- The request
Take each line that has the word "houses" and return it.

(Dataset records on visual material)

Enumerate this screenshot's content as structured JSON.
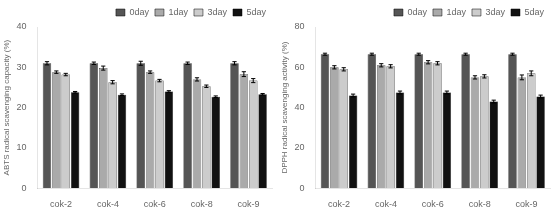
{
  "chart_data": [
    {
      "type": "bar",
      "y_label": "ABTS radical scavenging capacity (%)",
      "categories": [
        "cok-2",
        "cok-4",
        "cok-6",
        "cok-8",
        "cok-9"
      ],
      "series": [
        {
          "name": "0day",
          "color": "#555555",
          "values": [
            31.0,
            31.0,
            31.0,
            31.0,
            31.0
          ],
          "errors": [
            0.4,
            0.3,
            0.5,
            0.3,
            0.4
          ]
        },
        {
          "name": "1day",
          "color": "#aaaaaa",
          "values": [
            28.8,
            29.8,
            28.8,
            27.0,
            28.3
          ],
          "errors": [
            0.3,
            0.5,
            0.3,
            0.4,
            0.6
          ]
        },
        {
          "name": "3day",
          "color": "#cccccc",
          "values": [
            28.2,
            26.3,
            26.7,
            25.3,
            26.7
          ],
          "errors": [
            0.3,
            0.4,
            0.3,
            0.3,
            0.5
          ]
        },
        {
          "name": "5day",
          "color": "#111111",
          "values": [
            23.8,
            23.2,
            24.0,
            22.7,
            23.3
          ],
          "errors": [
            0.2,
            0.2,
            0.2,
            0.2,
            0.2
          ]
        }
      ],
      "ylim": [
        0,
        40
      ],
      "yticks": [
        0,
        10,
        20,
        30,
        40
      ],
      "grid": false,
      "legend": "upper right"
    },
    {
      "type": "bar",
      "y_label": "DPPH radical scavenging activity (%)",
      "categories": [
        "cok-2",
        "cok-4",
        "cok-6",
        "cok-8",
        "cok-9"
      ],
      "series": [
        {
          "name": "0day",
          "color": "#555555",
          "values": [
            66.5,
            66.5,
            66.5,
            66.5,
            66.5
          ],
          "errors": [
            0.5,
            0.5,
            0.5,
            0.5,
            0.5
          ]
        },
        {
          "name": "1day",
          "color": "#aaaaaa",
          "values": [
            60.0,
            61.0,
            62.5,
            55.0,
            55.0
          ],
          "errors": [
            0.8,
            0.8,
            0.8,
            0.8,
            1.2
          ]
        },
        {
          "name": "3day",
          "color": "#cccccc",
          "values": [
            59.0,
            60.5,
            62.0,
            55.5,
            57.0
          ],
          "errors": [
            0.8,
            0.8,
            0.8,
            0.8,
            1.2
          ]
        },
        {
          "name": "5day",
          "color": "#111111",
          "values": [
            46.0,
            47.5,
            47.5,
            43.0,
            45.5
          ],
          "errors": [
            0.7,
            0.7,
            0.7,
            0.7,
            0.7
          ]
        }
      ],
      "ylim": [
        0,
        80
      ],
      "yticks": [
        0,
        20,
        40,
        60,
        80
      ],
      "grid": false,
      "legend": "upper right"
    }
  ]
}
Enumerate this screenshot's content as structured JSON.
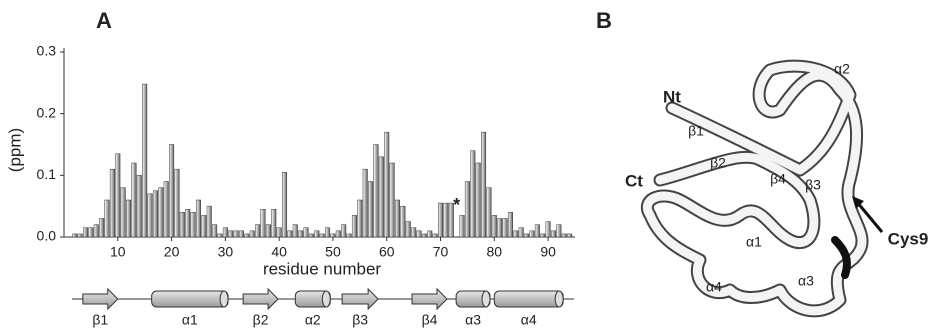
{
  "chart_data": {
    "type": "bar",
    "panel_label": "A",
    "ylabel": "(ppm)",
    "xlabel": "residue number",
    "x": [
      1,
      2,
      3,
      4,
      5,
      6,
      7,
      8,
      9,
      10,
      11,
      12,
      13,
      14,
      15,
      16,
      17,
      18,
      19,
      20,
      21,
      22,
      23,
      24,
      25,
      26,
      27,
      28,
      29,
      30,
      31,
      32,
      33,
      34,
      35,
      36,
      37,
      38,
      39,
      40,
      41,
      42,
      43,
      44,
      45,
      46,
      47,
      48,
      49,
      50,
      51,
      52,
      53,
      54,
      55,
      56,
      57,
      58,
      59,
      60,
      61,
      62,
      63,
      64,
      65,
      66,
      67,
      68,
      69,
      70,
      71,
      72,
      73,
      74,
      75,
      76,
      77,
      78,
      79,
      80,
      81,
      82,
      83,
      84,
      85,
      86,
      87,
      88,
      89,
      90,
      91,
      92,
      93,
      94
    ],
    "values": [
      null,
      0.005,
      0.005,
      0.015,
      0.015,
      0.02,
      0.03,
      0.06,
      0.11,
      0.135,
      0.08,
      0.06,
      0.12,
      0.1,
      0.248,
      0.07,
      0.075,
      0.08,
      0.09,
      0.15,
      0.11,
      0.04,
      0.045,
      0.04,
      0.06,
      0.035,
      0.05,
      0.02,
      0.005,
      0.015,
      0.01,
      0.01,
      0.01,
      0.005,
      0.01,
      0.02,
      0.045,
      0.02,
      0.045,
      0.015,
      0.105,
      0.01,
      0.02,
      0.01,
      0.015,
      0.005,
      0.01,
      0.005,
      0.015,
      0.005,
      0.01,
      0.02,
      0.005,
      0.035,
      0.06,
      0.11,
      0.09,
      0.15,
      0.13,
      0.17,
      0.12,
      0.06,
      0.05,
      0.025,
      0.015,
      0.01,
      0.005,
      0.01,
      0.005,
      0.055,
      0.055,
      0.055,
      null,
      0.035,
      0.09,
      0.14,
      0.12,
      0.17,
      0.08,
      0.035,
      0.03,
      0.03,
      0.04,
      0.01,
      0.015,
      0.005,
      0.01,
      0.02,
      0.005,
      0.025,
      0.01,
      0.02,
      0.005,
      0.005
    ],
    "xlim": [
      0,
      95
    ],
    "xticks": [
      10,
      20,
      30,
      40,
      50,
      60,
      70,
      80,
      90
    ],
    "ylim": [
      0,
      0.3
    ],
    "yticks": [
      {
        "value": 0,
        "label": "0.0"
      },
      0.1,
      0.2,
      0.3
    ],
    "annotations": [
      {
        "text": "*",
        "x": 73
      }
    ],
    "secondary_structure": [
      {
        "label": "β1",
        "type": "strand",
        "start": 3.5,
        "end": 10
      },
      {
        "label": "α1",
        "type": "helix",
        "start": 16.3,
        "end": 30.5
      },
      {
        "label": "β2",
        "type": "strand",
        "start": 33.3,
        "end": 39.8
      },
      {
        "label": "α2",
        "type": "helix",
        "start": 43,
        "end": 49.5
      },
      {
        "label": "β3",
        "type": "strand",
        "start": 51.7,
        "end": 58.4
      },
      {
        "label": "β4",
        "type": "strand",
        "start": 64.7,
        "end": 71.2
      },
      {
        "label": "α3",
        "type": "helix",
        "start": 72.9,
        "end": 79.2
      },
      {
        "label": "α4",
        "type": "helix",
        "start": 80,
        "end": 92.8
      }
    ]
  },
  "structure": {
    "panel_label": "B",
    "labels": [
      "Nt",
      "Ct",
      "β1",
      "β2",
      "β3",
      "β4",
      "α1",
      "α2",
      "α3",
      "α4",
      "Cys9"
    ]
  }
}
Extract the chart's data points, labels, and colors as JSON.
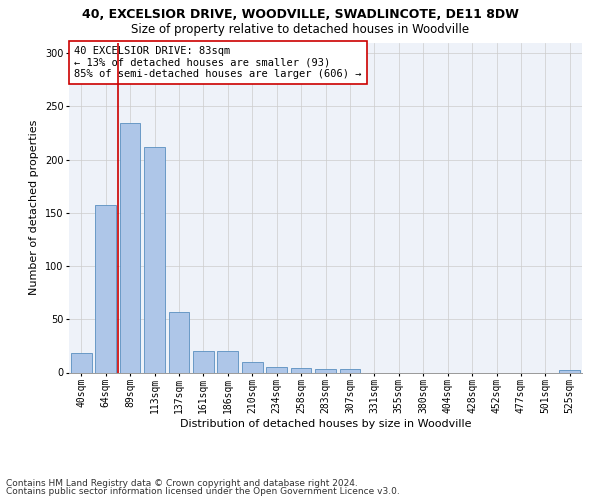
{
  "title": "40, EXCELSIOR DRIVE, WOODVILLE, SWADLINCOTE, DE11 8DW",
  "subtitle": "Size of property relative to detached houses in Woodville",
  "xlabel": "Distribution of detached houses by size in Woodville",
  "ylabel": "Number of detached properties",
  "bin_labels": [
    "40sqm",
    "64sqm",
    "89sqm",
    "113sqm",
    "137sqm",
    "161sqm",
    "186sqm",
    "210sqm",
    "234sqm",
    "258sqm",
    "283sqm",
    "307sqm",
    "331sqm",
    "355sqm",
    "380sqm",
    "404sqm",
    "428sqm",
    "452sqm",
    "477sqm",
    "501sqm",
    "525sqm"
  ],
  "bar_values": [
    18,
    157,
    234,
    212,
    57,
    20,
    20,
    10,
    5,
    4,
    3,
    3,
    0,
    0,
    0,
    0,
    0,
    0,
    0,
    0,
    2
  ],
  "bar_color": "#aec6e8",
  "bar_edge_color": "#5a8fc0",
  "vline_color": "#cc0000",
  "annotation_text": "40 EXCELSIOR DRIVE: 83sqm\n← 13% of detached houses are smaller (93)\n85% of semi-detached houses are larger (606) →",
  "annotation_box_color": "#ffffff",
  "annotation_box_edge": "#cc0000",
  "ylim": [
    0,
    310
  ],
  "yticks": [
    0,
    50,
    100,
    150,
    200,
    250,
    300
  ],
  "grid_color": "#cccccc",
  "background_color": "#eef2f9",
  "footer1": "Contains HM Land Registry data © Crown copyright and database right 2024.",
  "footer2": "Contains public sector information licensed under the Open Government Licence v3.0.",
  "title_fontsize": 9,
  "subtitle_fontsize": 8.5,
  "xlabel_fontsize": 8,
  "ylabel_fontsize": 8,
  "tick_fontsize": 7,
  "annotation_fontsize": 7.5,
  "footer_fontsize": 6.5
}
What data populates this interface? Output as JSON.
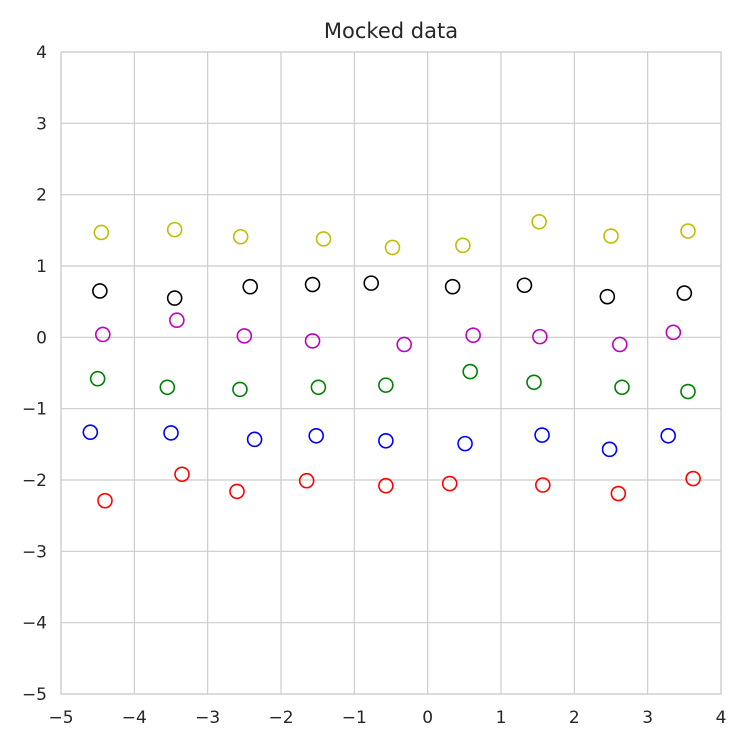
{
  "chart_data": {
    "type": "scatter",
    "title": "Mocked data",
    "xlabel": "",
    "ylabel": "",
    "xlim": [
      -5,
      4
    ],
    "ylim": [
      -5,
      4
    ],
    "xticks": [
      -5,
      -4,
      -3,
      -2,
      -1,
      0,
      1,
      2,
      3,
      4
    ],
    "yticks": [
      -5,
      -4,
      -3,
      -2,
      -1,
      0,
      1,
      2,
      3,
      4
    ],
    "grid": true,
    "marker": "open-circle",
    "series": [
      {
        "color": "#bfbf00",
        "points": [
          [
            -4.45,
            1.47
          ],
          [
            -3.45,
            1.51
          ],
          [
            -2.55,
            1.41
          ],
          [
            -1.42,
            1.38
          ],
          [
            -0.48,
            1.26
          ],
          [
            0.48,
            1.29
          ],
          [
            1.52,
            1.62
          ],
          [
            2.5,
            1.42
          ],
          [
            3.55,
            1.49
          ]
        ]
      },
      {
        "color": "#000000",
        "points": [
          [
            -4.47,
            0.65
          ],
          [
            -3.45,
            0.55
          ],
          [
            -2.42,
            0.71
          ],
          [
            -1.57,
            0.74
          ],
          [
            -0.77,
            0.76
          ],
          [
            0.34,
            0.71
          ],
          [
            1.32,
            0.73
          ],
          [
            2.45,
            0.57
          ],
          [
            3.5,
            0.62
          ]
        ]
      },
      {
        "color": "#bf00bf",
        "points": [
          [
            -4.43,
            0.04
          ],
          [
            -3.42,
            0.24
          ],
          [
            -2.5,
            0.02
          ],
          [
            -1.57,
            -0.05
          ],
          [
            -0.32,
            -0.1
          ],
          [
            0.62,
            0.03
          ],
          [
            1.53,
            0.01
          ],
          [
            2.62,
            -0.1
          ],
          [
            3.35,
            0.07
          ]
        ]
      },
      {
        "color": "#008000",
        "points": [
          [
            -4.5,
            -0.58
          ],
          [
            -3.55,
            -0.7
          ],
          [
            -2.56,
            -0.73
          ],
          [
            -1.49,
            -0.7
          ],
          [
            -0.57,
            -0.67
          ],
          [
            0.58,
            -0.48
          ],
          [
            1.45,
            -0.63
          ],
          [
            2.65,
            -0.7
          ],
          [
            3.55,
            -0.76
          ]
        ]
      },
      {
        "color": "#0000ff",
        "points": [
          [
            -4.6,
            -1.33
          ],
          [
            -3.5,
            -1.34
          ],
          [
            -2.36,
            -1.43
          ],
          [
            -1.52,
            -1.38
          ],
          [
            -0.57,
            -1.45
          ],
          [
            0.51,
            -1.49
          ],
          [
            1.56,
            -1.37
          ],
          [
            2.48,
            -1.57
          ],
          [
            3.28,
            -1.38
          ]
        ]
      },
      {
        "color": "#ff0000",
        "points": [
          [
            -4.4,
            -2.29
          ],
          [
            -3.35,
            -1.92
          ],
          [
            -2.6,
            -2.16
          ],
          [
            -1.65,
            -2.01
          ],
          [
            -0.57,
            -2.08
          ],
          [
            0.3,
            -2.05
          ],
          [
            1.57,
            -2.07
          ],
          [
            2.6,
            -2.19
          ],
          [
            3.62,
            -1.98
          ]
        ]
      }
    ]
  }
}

- Result of this exercise
  "subtitle": "Size of property relative to detached houses in Woodville",
  "xlabel": "Distribution of detached houses by size in Woodville",
  "annotation_text": "40 EXCELSIOR DRIVE: 83sqm\n← 13% of detached houses are smaller (93)\n85% of semi-detached houses are larger (606) →",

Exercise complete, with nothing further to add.